_What you should do:_ Report all lines holding "stars".
• • • • • • •
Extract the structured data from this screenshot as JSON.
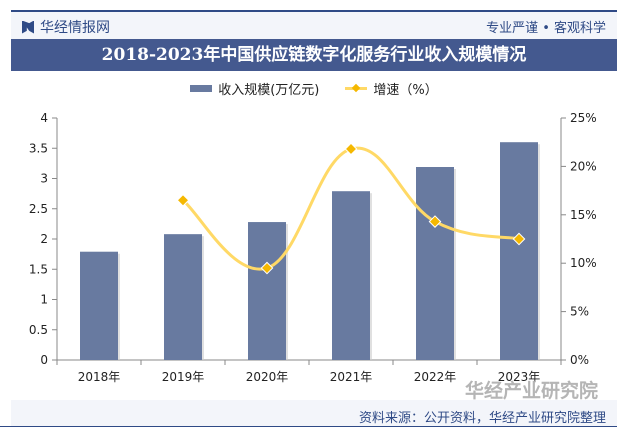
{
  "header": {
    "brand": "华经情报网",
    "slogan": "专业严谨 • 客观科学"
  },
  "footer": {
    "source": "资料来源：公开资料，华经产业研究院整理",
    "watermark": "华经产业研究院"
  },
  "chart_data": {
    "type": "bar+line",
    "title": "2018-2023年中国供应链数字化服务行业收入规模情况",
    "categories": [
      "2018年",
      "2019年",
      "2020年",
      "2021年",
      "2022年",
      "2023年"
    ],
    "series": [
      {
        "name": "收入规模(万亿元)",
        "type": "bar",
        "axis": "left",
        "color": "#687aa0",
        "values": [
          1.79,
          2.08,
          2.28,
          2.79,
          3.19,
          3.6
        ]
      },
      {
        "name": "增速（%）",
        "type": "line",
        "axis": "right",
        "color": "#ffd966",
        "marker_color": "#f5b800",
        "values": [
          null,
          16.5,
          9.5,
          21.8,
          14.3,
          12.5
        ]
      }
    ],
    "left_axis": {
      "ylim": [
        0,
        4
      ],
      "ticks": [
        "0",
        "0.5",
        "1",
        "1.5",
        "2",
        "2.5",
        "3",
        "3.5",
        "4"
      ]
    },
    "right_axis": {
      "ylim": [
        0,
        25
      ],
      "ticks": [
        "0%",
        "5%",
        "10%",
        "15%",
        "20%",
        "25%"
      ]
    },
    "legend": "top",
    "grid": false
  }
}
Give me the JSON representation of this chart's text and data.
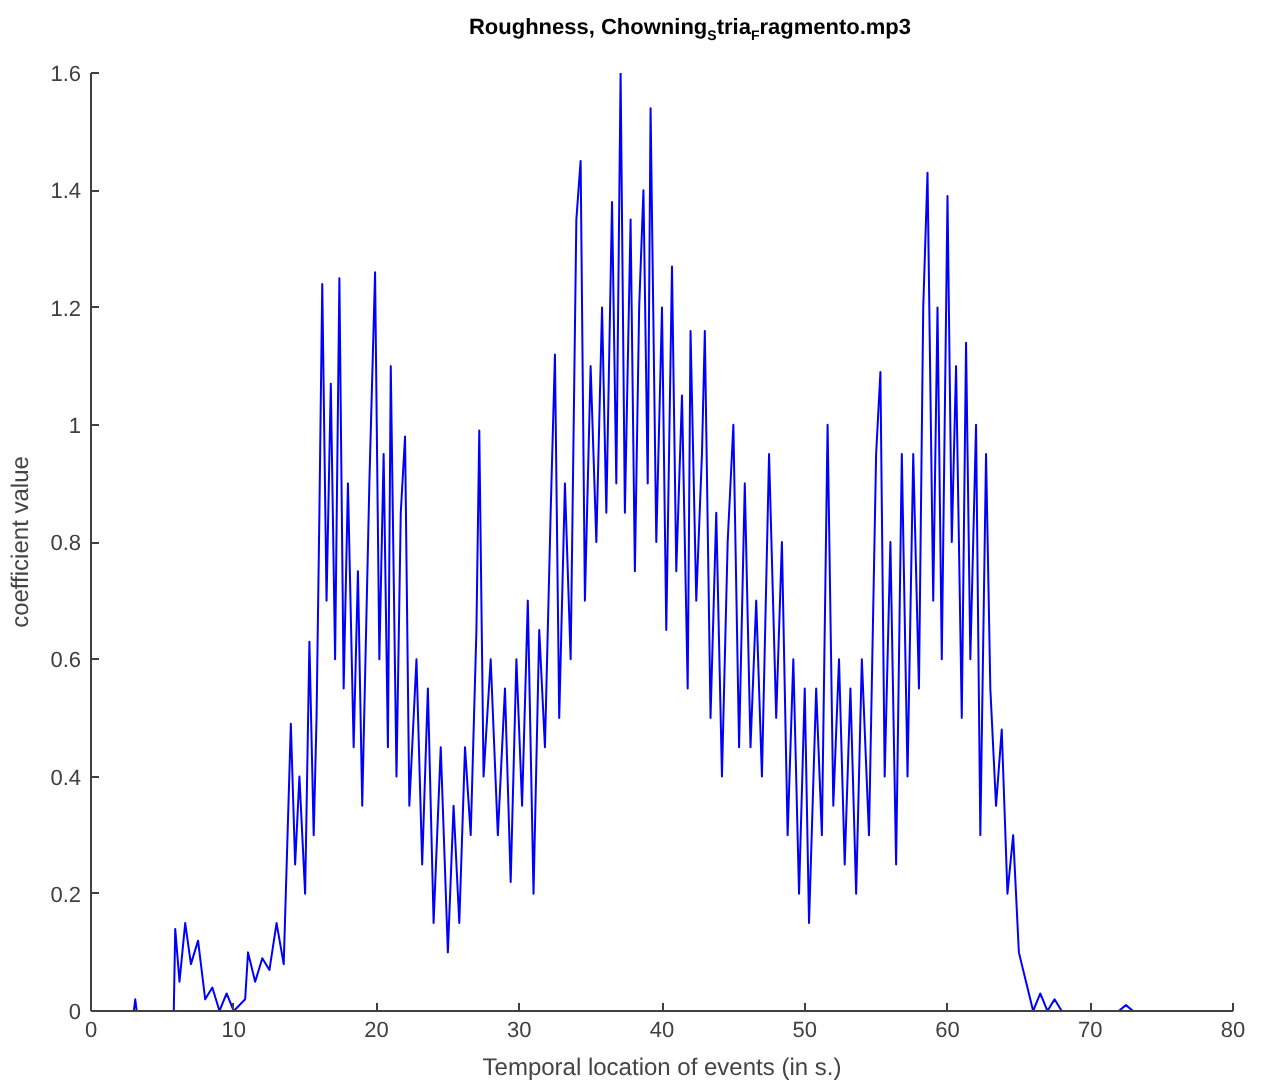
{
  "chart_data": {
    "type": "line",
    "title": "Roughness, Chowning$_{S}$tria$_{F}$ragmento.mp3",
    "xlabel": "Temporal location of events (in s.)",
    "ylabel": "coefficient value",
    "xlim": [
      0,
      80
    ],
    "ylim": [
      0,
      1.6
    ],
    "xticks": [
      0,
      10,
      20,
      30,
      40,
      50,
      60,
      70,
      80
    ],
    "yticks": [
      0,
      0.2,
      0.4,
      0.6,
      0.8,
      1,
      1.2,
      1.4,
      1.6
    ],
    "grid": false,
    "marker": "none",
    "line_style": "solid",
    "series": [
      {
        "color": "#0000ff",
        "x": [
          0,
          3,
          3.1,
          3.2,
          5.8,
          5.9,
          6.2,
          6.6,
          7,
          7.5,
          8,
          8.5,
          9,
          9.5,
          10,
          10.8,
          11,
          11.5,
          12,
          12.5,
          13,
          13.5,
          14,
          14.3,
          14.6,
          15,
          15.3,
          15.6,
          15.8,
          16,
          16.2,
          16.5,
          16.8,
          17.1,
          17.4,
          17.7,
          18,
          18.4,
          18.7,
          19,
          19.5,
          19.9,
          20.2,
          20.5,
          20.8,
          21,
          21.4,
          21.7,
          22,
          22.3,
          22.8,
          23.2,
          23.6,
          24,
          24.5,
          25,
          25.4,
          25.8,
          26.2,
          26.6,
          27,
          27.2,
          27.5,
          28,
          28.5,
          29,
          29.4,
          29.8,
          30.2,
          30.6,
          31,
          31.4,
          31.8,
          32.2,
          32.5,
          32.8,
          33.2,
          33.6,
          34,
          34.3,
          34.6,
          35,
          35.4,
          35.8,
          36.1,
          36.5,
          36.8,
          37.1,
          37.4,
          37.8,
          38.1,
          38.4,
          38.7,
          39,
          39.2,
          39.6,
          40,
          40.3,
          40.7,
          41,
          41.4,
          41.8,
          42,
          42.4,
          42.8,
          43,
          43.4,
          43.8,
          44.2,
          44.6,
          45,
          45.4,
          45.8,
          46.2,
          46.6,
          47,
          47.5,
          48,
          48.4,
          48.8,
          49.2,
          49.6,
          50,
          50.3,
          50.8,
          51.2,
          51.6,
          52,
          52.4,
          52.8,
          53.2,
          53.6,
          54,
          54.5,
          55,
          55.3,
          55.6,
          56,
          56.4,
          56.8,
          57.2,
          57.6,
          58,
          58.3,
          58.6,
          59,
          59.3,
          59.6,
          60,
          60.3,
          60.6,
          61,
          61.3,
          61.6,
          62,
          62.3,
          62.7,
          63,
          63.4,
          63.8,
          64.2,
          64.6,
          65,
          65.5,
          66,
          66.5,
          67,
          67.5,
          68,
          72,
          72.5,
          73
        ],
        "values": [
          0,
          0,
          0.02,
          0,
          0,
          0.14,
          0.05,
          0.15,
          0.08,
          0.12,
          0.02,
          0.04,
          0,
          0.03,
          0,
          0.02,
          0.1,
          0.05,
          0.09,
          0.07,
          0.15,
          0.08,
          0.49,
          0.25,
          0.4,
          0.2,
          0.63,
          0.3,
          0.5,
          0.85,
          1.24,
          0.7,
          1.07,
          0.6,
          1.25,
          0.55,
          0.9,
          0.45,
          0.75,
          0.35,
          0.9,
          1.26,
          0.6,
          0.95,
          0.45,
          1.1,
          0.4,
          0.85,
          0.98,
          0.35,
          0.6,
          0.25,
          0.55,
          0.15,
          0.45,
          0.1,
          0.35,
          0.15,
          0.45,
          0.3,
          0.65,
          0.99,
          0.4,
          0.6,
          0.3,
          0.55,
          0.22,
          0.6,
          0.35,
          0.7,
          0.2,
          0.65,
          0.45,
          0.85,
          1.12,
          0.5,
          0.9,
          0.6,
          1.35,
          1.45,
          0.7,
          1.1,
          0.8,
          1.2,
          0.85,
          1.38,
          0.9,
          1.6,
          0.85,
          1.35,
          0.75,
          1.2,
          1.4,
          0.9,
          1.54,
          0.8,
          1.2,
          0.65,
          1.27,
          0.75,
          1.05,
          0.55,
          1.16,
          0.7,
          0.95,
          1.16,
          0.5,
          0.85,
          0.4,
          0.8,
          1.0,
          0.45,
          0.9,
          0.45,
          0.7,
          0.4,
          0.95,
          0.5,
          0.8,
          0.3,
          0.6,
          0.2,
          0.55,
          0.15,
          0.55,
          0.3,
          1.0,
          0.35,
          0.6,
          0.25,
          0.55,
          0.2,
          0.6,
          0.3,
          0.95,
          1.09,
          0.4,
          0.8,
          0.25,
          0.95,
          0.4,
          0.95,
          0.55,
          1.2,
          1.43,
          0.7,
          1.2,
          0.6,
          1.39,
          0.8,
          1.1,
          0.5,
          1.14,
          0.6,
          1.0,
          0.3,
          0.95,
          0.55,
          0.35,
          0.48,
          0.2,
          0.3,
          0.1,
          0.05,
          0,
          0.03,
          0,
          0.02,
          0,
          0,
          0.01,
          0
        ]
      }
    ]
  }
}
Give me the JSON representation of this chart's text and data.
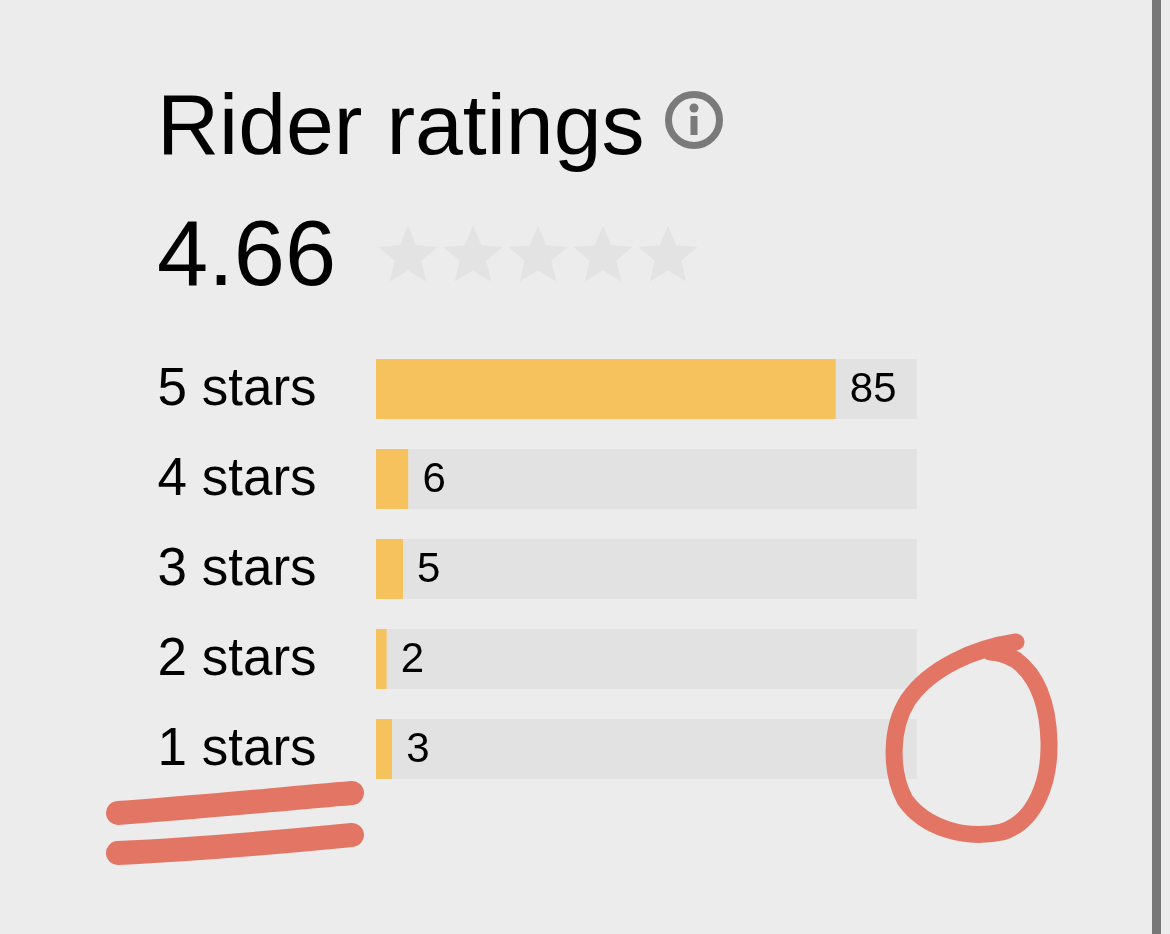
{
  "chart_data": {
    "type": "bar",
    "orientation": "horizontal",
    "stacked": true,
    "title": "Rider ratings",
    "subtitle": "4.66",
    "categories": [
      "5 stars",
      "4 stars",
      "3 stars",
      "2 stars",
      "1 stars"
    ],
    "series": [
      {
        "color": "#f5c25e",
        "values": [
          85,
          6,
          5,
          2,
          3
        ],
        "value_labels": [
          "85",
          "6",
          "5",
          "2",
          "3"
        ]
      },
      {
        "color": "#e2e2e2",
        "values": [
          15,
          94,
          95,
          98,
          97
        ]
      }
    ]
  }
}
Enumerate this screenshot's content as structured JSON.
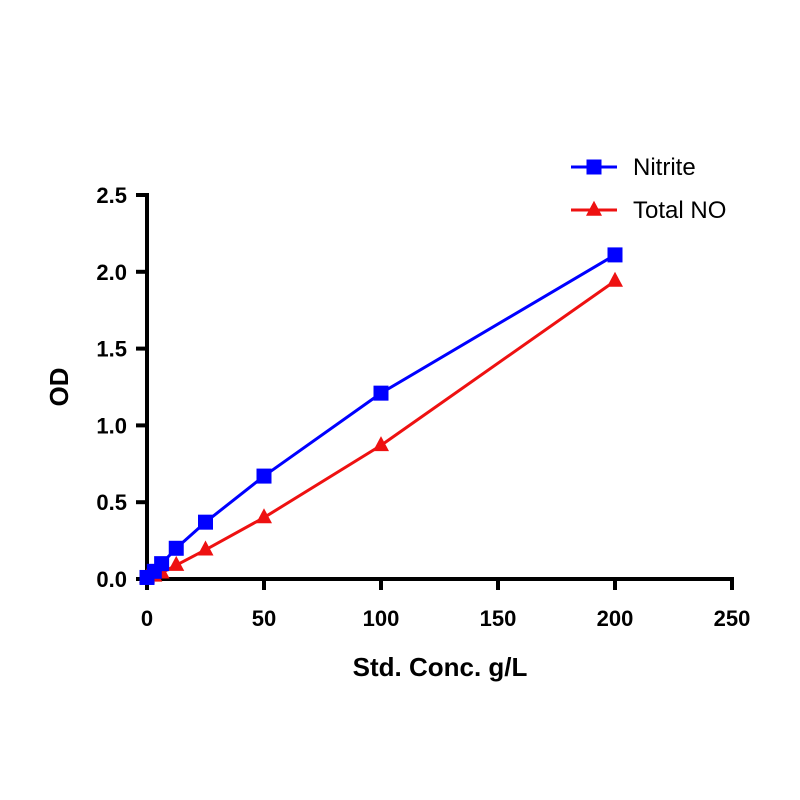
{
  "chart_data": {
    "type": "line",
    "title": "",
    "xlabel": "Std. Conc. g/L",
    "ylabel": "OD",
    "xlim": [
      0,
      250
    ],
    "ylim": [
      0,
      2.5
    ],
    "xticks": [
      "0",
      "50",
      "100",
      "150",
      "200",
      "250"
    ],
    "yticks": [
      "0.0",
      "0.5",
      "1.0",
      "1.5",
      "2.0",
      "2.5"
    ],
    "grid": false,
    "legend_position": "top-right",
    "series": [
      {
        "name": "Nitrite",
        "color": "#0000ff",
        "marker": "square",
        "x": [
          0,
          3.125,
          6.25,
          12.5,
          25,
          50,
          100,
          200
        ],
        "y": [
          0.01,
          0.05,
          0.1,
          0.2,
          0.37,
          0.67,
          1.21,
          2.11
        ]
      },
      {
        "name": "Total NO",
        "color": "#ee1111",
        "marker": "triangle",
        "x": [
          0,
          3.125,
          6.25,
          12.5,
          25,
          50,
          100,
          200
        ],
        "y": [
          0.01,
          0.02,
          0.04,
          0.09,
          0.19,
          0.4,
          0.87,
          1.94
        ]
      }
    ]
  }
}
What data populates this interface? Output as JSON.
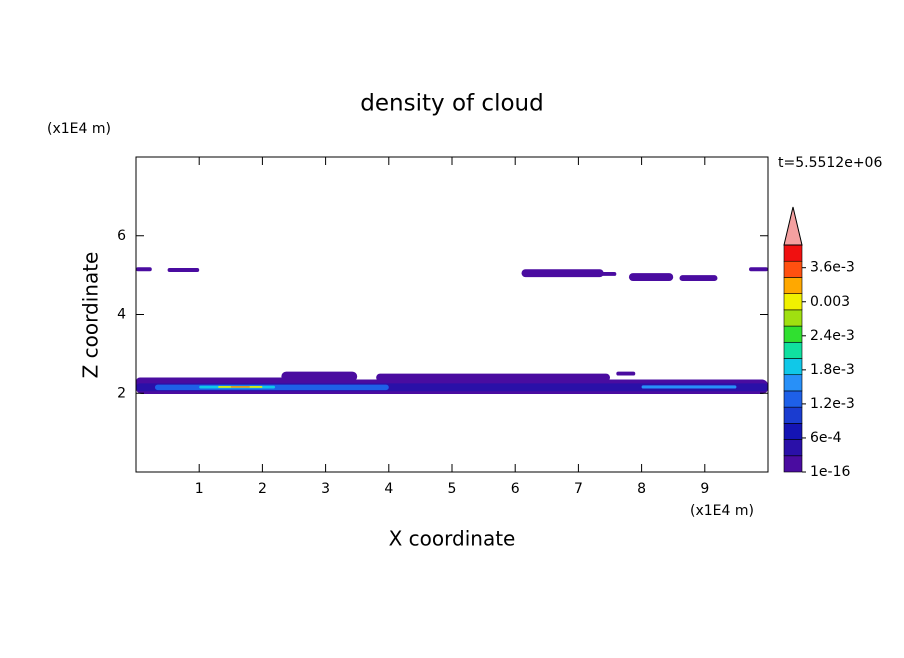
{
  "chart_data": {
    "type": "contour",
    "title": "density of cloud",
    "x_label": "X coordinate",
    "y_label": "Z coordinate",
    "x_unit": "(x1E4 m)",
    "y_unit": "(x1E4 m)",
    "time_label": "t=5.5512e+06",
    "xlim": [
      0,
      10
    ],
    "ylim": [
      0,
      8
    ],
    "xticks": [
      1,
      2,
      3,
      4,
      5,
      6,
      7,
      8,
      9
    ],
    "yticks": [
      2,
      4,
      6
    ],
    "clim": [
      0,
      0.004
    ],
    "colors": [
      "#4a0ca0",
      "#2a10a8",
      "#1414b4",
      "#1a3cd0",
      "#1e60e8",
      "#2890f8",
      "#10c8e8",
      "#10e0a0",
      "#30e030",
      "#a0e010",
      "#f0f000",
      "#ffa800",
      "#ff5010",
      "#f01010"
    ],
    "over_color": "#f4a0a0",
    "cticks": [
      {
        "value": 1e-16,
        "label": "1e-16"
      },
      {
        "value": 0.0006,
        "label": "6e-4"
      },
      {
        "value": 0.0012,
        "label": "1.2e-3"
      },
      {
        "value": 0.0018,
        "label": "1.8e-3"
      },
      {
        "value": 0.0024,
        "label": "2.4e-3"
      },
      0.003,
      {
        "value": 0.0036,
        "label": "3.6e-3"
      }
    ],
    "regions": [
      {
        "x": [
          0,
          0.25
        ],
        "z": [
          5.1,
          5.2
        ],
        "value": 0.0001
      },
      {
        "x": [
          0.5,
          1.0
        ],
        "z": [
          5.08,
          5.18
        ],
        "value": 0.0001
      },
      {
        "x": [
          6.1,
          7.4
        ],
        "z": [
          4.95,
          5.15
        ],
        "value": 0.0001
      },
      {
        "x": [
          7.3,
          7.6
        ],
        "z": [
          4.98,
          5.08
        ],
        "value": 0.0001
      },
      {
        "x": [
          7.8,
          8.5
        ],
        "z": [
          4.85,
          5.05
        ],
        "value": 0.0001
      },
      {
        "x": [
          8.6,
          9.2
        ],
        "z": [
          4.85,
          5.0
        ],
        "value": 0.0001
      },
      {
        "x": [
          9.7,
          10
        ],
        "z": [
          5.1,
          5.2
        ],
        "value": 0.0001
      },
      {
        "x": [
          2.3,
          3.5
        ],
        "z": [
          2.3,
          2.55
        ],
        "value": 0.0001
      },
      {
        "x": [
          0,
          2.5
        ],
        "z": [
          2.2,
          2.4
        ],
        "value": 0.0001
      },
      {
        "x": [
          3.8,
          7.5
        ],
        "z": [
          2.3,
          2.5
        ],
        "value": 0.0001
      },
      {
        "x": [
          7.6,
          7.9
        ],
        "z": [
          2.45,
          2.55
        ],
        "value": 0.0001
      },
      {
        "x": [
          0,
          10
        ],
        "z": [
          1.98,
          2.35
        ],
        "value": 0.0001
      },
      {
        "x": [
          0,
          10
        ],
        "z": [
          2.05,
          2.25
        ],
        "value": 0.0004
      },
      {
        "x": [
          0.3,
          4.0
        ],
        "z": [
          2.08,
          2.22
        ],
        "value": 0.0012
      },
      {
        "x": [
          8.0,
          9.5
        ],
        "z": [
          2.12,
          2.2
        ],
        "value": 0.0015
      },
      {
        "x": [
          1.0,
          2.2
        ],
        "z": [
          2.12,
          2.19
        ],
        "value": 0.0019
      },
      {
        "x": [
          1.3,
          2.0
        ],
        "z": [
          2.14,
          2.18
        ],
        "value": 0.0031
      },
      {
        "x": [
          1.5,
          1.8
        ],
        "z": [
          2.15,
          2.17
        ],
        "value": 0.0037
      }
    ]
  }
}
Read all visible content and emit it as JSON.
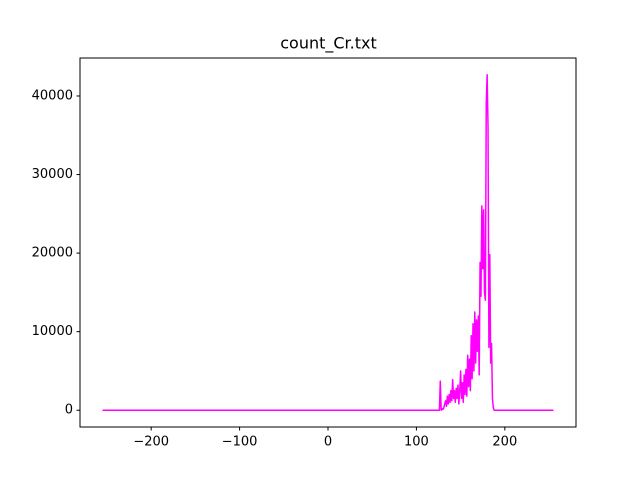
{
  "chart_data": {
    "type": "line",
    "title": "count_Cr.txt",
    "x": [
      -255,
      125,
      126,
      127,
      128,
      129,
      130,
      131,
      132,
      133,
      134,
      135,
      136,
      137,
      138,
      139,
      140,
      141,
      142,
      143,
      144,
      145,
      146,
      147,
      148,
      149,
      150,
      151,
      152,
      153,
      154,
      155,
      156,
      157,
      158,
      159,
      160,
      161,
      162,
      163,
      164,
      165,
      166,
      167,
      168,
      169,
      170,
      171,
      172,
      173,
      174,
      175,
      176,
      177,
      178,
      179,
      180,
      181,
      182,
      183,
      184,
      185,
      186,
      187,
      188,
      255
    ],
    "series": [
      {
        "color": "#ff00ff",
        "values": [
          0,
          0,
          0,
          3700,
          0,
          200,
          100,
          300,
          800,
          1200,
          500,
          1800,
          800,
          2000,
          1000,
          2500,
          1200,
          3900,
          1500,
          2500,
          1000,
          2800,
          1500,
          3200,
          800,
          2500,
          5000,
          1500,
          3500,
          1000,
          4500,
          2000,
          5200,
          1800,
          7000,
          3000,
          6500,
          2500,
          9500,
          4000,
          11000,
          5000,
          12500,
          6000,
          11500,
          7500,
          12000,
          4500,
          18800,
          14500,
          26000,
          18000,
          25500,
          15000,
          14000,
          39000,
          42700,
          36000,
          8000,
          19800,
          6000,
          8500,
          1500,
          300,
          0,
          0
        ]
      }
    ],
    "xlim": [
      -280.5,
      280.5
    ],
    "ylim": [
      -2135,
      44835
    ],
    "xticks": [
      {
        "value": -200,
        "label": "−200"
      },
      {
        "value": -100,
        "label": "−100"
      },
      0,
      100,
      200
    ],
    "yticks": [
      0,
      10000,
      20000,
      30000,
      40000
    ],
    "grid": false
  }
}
• • • • • • •
_Correct response:_
      "5 stars",
      "4 stars",
      "3 stars",
      "2 stars",
      "1 stars"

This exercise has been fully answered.